(Records about charts and figures)
** START **

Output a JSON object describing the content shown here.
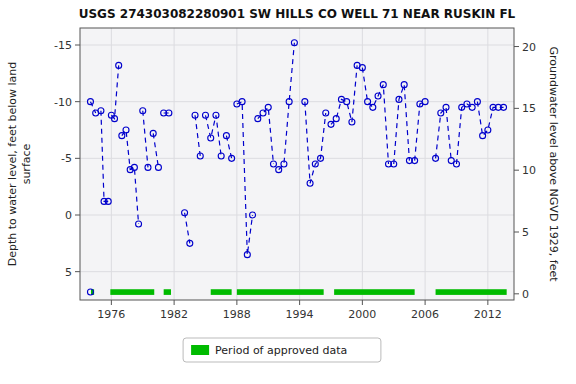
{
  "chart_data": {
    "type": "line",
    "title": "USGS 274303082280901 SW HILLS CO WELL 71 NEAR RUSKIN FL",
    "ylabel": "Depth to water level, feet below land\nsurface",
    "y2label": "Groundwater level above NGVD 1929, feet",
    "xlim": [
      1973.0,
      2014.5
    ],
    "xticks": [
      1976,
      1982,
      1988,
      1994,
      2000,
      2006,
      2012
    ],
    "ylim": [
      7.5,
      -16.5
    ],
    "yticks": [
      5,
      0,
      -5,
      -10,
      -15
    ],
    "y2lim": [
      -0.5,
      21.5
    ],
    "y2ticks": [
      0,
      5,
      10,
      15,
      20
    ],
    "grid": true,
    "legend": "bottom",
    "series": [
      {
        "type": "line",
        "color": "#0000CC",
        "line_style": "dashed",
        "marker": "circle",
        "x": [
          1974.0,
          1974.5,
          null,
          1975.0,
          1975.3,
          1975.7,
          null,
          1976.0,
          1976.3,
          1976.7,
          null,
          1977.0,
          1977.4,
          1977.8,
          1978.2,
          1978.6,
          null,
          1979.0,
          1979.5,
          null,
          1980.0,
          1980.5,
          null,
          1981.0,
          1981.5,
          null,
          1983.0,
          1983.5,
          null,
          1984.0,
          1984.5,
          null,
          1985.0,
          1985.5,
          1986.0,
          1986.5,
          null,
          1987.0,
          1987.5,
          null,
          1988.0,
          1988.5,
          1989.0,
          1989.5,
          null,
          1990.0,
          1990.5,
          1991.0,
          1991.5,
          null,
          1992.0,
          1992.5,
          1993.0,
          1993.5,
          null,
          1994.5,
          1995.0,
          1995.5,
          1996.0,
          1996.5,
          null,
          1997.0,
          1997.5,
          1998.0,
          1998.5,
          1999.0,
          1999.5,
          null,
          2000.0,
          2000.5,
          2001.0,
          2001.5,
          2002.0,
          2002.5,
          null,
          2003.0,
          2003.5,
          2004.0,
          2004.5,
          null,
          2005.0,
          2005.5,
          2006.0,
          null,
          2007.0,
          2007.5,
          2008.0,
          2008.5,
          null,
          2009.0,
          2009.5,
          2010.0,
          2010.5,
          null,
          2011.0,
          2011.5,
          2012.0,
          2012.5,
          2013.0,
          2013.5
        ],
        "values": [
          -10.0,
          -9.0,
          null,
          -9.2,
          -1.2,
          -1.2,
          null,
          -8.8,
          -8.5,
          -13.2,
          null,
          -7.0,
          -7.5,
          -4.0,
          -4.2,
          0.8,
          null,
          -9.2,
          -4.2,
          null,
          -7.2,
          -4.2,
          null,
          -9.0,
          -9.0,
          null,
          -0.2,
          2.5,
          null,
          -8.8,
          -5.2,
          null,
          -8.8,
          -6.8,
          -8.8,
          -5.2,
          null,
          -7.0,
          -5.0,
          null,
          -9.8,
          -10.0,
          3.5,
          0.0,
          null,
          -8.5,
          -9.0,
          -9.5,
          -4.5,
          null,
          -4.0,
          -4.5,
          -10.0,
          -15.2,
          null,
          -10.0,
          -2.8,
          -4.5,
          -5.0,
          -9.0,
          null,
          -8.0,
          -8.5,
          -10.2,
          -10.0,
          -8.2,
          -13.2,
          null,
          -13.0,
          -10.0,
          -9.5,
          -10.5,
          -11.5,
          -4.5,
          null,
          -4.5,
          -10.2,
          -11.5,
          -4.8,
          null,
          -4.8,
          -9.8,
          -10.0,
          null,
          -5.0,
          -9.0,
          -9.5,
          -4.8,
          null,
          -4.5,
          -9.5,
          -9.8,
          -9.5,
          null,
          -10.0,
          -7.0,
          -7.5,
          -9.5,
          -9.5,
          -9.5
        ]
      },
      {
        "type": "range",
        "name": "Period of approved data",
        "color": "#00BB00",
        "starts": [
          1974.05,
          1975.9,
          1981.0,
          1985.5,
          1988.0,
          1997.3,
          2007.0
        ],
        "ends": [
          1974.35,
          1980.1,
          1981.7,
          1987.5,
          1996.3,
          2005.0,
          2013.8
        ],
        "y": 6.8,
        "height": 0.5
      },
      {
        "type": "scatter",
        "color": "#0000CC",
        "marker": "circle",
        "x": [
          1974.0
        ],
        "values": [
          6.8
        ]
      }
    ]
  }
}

** END **

__Task objective__. Except for the pictures, give all the material above again verbatim.

__Result of this task__.
Output a JSON object describing the content shown here.
{
  "chart_data": {
    "type": "line",
    "title": "USGS 274303082280901 SW HILLS CO WELL 71 NEAR RUSKIN FL",
    "ylabel": "Depth to water level, feet below land\nsurface",
    "y2label": "Groundwater level above NGVD 1929, feet",
    "xlim": [
      1973.0,
      2014.5
    ],
    "xticks": [
      1976,
      1982,
      1988,
      1994,
      2000,
      2006,
      2012
    ],
    "ylim": [
      7.5,
      -16.5
    ],
    "yticks": [
      5,
      0,
      -5,
      -10,
      -15
    ],
    "y2lim": [
      -0.5,
      21.5
    ],
    "y2ticks": [
      0,
      5,
      10,
      15,
      20
    ],
    "grid": true,
    "legend": "bottom",
    "series": [
      {
        "type": "line",
        "color": "#0000CC",
        "line_style": "dashed",
        "marker": "circle",
        "x": [
          1974.0,
          1974.5,
          null,
          1975.0,
          1975.3,
          1975.7,
          null,
          1976.0,
          1976.3,
          1976.7,
          null,
          1977.0,
          1977.4,
          1977.8,
          1978.2,
          1978.6,
          null,
          1979.0,
          1979.5,
          null,
          1980.0,
          1980.5,
          null,
          1981.0,
          1981.5,
          null,
          1983.0,
          1983.5,
          null,
          1984.0,
          1984.5,
          null,
          1985.0,
          1985.5,
          1986.0,
          1986.5,
          null,
          1987.0,
          1987.5,
          null,
          1988.0,
          1988.5,
          1989.0,
          1989.5,
          null,
          1990.0,
          1990.5,
          1991.0,
          1991.5,
          null,
          1992.0,
          1992.5,
          1993.0,
          1993.5,
          null,
          1994.5,
          1995.0,
          1995.5,
          1996.0,
          1996.5,
          null,
          1997.0,
          1997.5,
          1998.0,
          1998.5,
          1999.0,
          1999.5,
          null,
          2000.0,
          2000.5,
          2001.0,
          2001.5,
          2002.0,
          2002.5,
          null,
          2003.0,
          2003.5,
          2004.0,
          2004.5,
          null,
          2005.0,
          2005.5,
          2006.0,
          null,
          2007.0,
          2007.5,
          2008.0,
          2008.5,
          null,
          2009.0,
          2009.5,
          2010.0,
          2010.5,
          null,
          2011.0,
          2011.5,
          2012.0,
          2012.5,
          2013.0,
          2013.5
        ],
        "values": [
          -10.0,
          -9.0,
          null,
          -9.2,
          -1.2,
          -1.2,
          null,
          -8.8,
          -8.5,
          -13.2,
          null,
          -7.0,
          -7.5,
          -4.0,
          -4.2,
          0.8,
          null,
          -9.2,
          -4.2,
          null,
          -7.2,
          -4.2,
          null,
          -9.0,
          -9.0,
          null,
          -0.2,
          2.5,
          null,
          -8.8,
          -5.2,
          null,
          -8.8,
          -6.8,
          -8.8,
          -5.2,
          null,
          -7.0,
          -5.0,
          null,
          -9.8,
          -10.0,
          3.5,
          0.0,
          null,
          -8.5,
          -9.0,
          -9.5,
          -4.5,
          null,
          -4.0,
          -4.5,
          -10.0,
          -15.2,
          null,
          -10.0,
          -2.8,
          -4.5,
          -5.0,
          -9.0,
          null,
          -8.0,
          -8.5,
          -10.2,
          -10.0,
          -8.2,
          -13.2,
          null,
          -13.0,
          -10.0,
          -9.5,
          -10.5,
          -11.5,
          -4.5,
          null,
          -4.5,
          -10.2,
          -11.5,
          -4.8,
          null,
          -4.8,
          -9.8,
          -10.0,
          null,
          -5.0,
          -9.0,
          -9.5,
          -4.8,
          null,
          -4.5,
          -9.5,
          -9.8,
          -9.5,
          null,
          -10.0,
          -7.0,
          -7.5,
          -9.5,
          -9.5,
          -9.5
        ]
      },
      {
        "type": "range",
        "name": "Period of approved data",
        "color": "#00BB00",
        "starts": [
          1974.05,
          1975.9,
          1981.0,
          1985.5,
          1988.0,
          1997.3,
          2007.0
        ],
        "ends": [
          1974.35,
          1980.1,
          1981.7,
          1987.5,
          1996.3,
          2005.0,
          2013.8
        ],
        "y": 6.8,
        "height": 0.5
      },
      {
        "type": "scatter",
        "color": "#0000CC",
        "marker": "circle",
        "x": [
          1974.0
        ],
        "values": [
          6.8
        ]
      }
    ]
  }
}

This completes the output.